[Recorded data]
● ● ● ● ●
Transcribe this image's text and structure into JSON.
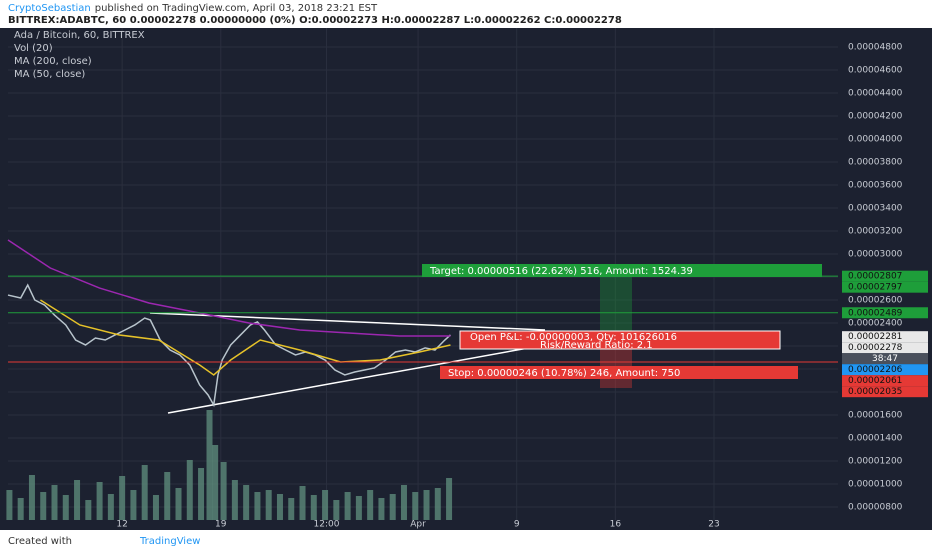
{
  "header": {
    "author": "CryptoSebastian",
    "published": "published on TradingView.com, April 03, 2018 23:21 EST",
    "symbol_line": "BITTREX:ADABTC, 60  0.00002278 0.00000000 (0%)  O:0.00002273  H:0.00002287  L:0.00002262  C:0.00002278"
  },
  "chart_data": {
    "type": "line",
    "series": [
      {
        "name": "Ada / Bitcoin, 60, BITTREX",
        "color": "#b8c4cc",
        "x": [
          3.9,
          4.8,
          5.3,
          5.8,
          6.5,
          7.2,
          8.0,
          8.7,
          9.4,
          10.1,
          10.8,
          11.5,
          12.2,
          12.9,
          13.6,
          14.0,
          14.7,
          15.4,
          16.1,
          16.8,
          17.5,
          18.1,
          18.5,
          18.8,
          19.1,
          19.7,
          20.4,
          21.1,
          21.6,
          22.1,
          22.9,
          23.6,
          24.3,
          25.0,
          25.7,
          26.4,
          27.1,
          27.8,
          28.5,
          29.2,
          29.9,
          30.7,
          31.4,
          32.1,
          32.8,
          33.5,
          34.2,
          34.9,
          35.3
        ],
        "values": [
          2.643e-05,
          2.617e-05,
          2.73e-05,
          2.6e-05,
          2.556e-05,
          2.469e-05,
          2.383e-05,
          2.252e-05,
          2.209e-05,
          2.269e-05,
          2.252e-05,
          2.296e-05,
          2.339e-05,
          2.383e-05,
          2.443e-05,
          2.426e-05,
          2.252e-05,
          2.165e-05,
          2.122e-05,
          2.035e-05,
          1.861e-05,
          1.774e-05,
          1.687e-05,
          1.948e-05,
          2.078e-05,
          2.209e-05,
          2.296e-05,
          2.383e-05,
          2.409e-05,
          2.339e-05,
          2.209e-05,
          2.165e-05,
          2.122e-05,
          2.148e-05,
          2.122e-05,
          2.078e-05,
          1.991e-05,
          1.948e-05,
          1.974e-05,
          1.991e-05,
          2.009e-05,
          2.078e-05,
          2.148e-05,
          2.165e-05,
          2.148e-05,
          2.183e-05,
          2.165e-05,
          2.252e-05,
          2.296e-05
        ]
      },
      {
        "name": "Vol (20)",
        "color": "#5d8a7a",
        "kind": "volume",
        "x": [
          4.0,
          4.8,
          5.6,
          6.4,
          7.2,
          8.0,
          8.8,
          9.6,
          10.4,
          11.2,
          12.0,
          12.8,
          13.6,
          14.4,
          15.2,
          16.0,
          16.8,
          17.6,
          18.2,
          18.6,
          19.2,
          20.0,
          20.8,
          21.6,
          22.4,
          23.2,
          24.0,
          24.8,
          25.6,
          26.4,
          27.2,
          28.0,
          28.8,
          29.6,
          30.4,
          31.2,
          32.0,
          32.8,
          33.6,
          34.4,
          35.2
        ],
        "values": [
          30,
          22,
          45,
          28,
          35,
          25,
          40,
          20,
          38,
          26,
          44,
          30,
          55,
          25,
          48,
          32,
          60,
          52,
          110,
          75,
          58,
          40,
          35,
          28,
          30,
          26,
          22,
          34,
          25,
          30,
          20,
          28,
          24,
          30,
          22,
          26,
          35,
          28,
          30,
          32,
          42
        ]
      },
      {
        "name": "MA (200, close)",
        "color": "#9c27b0",
        "x": [
          3.9,
          6.9,
          10.4,
          13.9,
          17.5,
          21.0,
          24.6,
          28.1,
          31.7,
          35.3
        ],
        "values": [
          3.122e-05,
          2.878e-05,
          2.704e-05,
          2.574e-05,
          2.487e-05,
          2.4e-05,
          2.339e-05,
          2.313e-05,
          2.287e-05,
          2.287e-05
        ]
      },
      {
        "name": "MA (50, close)",
        "color": "#e6c229",
        "x": [
          6.2,
          9.0,
          11.8,
          14.6,
          17.5,
          18.5,
          19.7,
          21.8,
          24.6,
          27.5,
          30.3,
          33.1,
          35.3
        ],
        "values": [
          2.6e-05,
          2.383e-05,
          2.296e-05,
          2.252e-05,
          2.035e-05,
          1.948e-05,
          2.078e-05,
          2.252e-05,
          2.165e-05,
          2.061e-05,
          2.078e-05,
          2.148e-05,
          2.209e-05
        ]
      }
    ],
    "xlim": [
      3.9,
      62.8
    ],
    "xticks": [
      {
        "value": 12,
        "label": "12"
      },
      {
        "value": 19,
        "label": "19"
      },
      {
        "value": 26.5,
        "label": "12:00"
      },
      {
        "value": 33,
        "label": "Apr"
      },
      {
        "value": 40,
        "label": "9"
      },
      {
        "value": 47,
        "label": "16"
      },
      {
        "value": 54,
        "label": "23"
      }
    ],
    "ylim": [
      6.87e-06,
      4.965e-05
    ],
    "yticks": [
      {
        "value": 8e-06,
        "label": "0.00000800"
      },
      {
        "value": 1e-05,
        "label": "0.00001000"
      },
      {
        "value": 1.2e-05,
        "label": "0.00001200"
      },
      {
        "value": 1.4e-05,
        "label": "0.00001400"
      },
      {
        "value": 1.6e-05,
        "label": "0.00001600"
      },
      {
        "value": 1.8e-05,
        "label": "0.00001800"
      },
      {
        "value": 2e-05,
        "label": "0.00002000"
      },
      {
        "value": 2.2e-05,
        "label": "0.00002200"
      },
      {
        "value": 2.4e-05,
        "label": "0.00002400"
      },
      {
        "value": 2.6e-05,
        "label": "0.00002600"
      },
      {
        "value": 2.8e-05,
        "label": "0.00002800"
      },
      {
        "value": 3e-05,
        "label": "0.00003000"
      },
      {
        "value": 3.2e-05,
        "label": "0.00003200"
      },
      {
        "value": 3.4e-05,
        "label": "0.00003400"
      },
      {
        "value": 3.6e-05,
        "label": "0.00003600"
      },
      {
        "value": 3.8e-05,
        "label": "0.00003800"
      },
      {
        "value": 4e-05,
        "label": "0.00004000"
      },
      {
        "value": 4.2e-05,
        "label": "0.00004200"
      },
      {
        "value": 4.4e-05,
        "label": "0.00004400"
      },
      {
        "value": 4.6e-05,
        "label": "0.00004600"
      },
      {
        "value": 4.8e-05,
        "label": "0.00004800"
      }
    ],
    "grid": true,
    "levels": [
      {
        "value": 2.807e-05,
        "label": "0.00002807",
        "color": "#1e9e3a",
        "line": true
      },
      {
        "value": 2.797e-05,
        "label": "0.00002797",
        "color": "#1e9e3a",
        "line": false
      },
      {
        "value": 2.489e-05,
        "label": "0.00002489",
        "color": "#1e9e3a",
        "line": true
      },
      {
        "value": 2.281e-05,
        "label": "0.00002281",
        "color": "#e8e8e8",
        "line": false
      },
      {
        "value": 2.278e-05,
        "label": "0.00002278",
        "color": "#e8e8e8",
        "line": false
      },
      {
        "value": 2.206e-05,
        "label": "0.00002206",
        "color": "#2196f3",
        "line": false
      },
      {
        "value": 2.061e-05,
        "label": "0.00002061",
        "color": "#e53935",
        "line": true
      },
      {
        "value": 2.035e-05,
        "label": "0.00002035",
        "color": "#e53935",
        "line": false
      }
    ],
    "countdown": "38:47",
    "annotations": {
      "target": "Target: 0.00000516 (22.62%) 516, Amount: 1524.39",
      "pnl": "Open P&L: -0.00000003, Qty: 101626016",
      "ratio": "Risk/Reward Ratio: 2.1",
      "stop": "Stop: 0.00000246 (10.78%) 246, Amount: 750"
    }
  },
  "footer": {
    "created_with": "Created with",
    "brand": "TradingView"
  }
}
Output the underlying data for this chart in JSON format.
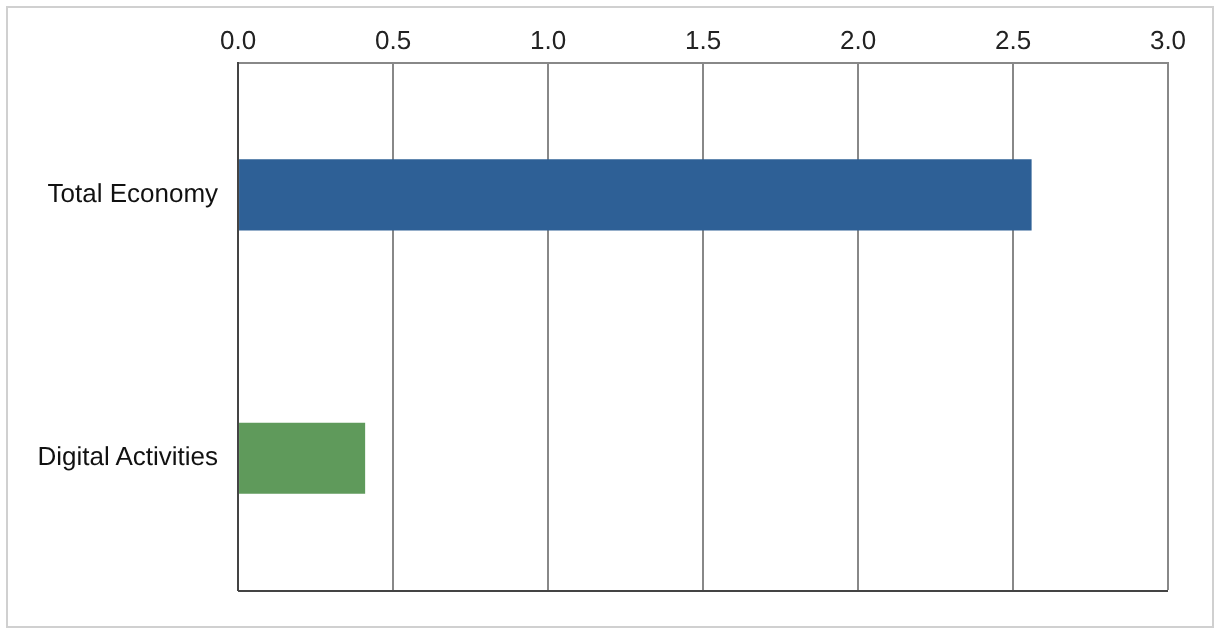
● ● ● ● ●
* [WHAT YOU NEED TO DO]: Reply with nothing but the number of lines in the data above that contain "TradingView".

* [ANSWER TO THIS PROBLEM]: 2